Job
Return, without any change, every line from the start of the records through the line containing "annotation-badge-2: 2 xyxy=(690,188,742,240)", including both.

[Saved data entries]
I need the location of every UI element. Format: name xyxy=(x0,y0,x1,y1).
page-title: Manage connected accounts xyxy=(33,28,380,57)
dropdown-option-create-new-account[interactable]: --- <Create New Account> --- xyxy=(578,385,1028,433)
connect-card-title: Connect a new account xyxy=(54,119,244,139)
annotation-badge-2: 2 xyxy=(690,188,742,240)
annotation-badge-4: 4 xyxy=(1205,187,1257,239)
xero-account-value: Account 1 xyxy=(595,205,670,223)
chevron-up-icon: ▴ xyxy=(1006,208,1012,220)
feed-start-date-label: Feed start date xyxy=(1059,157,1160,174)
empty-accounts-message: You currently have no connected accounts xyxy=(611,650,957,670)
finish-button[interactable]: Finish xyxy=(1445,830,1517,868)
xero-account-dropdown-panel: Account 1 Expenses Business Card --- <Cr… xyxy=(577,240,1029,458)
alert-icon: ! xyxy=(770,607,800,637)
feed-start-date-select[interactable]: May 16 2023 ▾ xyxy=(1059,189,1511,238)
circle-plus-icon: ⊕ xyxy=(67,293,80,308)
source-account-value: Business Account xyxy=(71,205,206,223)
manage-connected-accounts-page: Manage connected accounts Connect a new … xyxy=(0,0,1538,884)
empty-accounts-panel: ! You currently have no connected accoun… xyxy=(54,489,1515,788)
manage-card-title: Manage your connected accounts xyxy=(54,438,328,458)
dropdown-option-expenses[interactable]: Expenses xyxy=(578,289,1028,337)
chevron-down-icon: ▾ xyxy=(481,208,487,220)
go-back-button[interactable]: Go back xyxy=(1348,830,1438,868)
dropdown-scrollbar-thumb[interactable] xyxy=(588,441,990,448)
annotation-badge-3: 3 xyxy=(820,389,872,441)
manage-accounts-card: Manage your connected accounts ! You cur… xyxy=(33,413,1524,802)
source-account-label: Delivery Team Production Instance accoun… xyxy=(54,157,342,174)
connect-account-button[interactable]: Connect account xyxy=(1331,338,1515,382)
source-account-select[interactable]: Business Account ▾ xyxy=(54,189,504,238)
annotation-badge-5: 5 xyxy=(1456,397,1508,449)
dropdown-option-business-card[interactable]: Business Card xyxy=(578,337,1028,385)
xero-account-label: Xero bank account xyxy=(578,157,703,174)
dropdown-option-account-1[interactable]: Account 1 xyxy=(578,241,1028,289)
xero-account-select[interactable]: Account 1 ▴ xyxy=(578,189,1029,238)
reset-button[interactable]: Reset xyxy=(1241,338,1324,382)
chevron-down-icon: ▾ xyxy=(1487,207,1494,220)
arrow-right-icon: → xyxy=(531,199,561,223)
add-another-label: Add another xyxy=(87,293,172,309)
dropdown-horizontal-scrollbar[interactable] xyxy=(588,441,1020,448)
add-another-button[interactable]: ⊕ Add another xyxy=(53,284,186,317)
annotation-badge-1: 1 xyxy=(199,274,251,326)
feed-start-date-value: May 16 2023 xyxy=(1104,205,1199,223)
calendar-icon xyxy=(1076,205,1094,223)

Worked answer
I need the location of every UI element. Format: name xyxy=(x0,y0,x1,y1).
page-title: Manage connected accounts xyxy=(33,28,380,57)
dropdown-option-create-new-account[interactable]: --- <Create New Account> --- xyxy=(578,385,1028,433)
connect-card-title: Connect a new account xyxy=(54,119,244,139)
annotation-badge-2: 2 xyxy=(690,188,742,240)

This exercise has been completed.